-- Записи для обработки --
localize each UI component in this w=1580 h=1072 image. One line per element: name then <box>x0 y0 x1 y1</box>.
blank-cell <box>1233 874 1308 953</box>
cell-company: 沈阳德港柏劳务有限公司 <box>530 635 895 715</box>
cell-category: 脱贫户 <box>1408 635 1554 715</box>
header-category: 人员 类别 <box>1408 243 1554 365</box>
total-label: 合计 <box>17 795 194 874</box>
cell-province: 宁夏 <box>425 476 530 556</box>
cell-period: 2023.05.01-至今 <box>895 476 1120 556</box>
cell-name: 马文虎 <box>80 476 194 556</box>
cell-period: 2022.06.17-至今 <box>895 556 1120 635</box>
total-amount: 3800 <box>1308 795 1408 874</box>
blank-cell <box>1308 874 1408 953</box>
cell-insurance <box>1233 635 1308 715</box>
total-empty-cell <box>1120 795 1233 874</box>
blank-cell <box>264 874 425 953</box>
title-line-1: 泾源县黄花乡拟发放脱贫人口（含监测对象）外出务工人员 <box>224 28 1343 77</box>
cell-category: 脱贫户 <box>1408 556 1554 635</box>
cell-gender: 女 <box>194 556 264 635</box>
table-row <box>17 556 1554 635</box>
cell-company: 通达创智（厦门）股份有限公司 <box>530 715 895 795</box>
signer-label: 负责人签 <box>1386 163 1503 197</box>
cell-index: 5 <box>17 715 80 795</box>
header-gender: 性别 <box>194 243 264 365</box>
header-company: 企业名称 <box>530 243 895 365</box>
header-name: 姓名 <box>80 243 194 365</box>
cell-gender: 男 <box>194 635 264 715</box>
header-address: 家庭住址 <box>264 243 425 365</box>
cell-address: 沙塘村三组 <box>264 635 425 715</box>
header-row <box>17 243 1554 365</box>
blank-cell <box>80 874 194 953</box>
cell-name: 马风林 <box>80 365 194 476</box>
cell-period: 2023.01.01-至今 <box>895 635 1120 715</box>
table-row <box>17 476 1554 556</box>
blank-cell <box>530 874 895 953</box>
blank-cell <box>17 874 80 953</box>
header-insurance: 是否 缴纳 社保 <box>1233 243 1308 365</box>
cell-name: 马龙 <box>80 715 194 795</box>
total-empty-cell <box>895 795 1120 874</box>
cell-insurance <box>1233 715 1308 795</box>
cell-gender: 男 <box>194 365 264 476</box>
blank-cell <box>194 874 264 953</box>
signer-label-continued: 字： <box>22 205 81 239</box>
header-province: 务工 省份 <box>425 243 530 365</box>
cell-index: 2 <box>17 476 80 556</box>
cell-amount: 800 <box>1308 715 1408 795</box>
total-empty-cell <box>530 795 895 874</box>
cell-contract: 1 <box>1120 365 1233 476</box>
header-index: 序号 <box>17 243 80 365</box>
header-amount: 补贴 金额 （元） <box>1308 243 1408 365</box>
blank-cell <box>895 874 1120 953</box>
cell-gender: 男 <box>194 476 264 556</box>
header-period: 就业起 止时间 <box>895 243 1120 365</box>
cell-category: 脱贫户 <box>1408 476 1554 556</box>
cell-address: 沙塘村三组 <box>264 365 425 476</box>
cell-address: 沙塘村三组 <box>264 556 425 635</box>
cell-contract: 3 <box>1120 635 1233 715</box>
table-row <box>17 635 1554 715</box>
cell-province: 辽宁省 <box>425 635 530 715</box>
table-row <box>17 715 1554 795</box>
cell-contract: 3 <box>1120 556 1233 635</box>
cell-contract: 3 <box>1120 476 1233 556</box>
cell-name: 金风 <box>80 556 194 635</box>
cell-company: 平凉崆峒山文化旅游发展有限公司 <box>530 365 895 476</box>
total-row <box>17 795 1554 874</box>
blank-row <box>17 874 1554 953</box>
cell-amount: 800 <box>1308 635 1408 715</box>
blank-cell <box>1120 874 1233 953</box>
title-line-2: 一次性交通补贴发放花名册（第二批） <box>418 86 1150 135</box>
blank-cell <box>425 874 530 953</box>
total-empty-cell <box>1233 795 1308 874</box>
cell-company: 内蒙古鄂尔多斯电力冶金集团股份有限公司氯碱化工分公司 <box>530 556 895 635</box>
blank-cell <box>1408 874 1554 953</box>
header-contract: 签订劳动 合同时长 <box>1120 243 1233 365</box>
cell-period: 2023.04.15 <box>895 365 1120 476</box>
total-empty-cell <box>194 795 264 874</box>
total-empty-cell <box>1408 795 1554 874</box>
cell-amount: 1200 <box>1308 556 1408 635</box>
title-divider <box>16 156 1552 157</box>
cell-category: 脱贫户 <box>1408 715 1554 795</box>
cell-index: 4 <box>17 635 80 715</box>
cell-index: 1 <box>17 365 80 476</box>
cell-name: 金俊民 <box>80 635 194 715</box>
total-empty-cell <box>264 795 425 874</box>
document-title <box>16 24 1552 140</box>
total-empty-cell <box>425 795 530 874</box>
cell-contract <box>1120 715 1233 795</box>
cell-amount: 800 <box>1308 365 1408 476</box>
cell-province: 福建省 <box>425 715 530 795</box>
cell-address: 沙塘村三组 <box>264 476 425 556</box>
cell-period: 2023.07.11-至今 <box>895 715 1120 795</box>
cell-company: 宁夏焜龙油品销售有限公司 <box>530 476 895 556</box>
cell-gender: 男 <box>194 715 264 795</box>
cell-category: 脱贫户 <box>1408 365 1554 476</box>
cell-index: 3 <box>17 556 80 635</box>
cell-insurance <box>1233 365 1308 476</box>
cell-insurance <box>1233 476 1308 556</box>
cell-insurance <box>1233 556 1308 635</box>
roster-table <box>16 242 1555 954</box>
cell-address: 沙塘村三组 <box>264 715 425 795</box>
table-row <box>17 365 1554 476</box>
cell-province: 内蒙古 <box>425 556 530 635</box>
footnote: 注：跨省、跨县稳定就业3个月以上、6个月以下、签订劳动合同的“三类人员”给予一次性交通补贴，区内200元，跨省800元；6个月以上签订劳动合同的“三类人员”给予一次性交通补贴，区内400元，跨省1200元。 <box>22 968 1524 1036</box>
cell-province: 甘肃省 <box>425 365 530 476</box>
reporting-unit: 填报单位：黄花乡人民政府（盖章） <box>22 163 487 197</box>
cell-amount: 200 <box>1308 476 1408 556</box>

-- Условие задания --
Перепишите без изменений всё, что стоит в записях с самого начала и вплоть до строки с «cell-gender: 男 <box>194 635 264 715</box>», включая обе границы.

-- Правильный ответ --
localize each UI component in this w=1580 h=1072 image. One line per element: name then <box>x0 y0 x1 y1</box>.
blank-cell <box>1233 874 1308 953</box>
cell-company: 沈阳德港柏劳务有限公司 <box>530 635 895 715</box>
cell-category: 脱贫户 <box>1408 635 1554 715</box>
header-category: 人员 类别 <box>1408 243 1554 365</box>
total-label: 合计 <box>17 795 194 874</box>
cell-province: 宁夏 <box>425 476 530 556</box>
cell-period: 2023.05.01-至今 <box>895 476 1120 556</box>
cell-name: 马文虎 <box>80 476 194 556</box>
cell-period: 2022.06.17-至今 <box>895 556 1120 635</box>
total-amount: 3800 <box>1308 795 1408 874</box>
blank-cell <box>1308 874 1408 953</box>
cell-insurance <box>1233 635 1308 715</box>
total-empty-cell <box>1120 795 1233 874</box>
blank-cell <box>264 874 425 953</box>
title-line-1: 泾源县黄花乡拟发放脱贫人口（含监测对象）外出务工人员 <box>224 28 1343 77</box>
cell-category: 脱贫户 <box>1408 556 1554 635</box>
cell-gender: 女 <box>194 556 264 635</box>
table-row <box>17 556 1554 635</box>
cell-company: 通达创智（厦门）股份有限公司 <box>530 715 895 795</box>
signer-label: 负责人签 <box>1386 163 1503 197</box>
cell-index: 5 <box>17 715 80 795</box>
header-gender: 性别 <box>194 243 264 365</box>
header-company: 企业名称 <box>530 243 895 365</box>
header-name: 姓名 <box>80 243 194 365</box>
cell-gender: 男 <box>194 635 264 715</box>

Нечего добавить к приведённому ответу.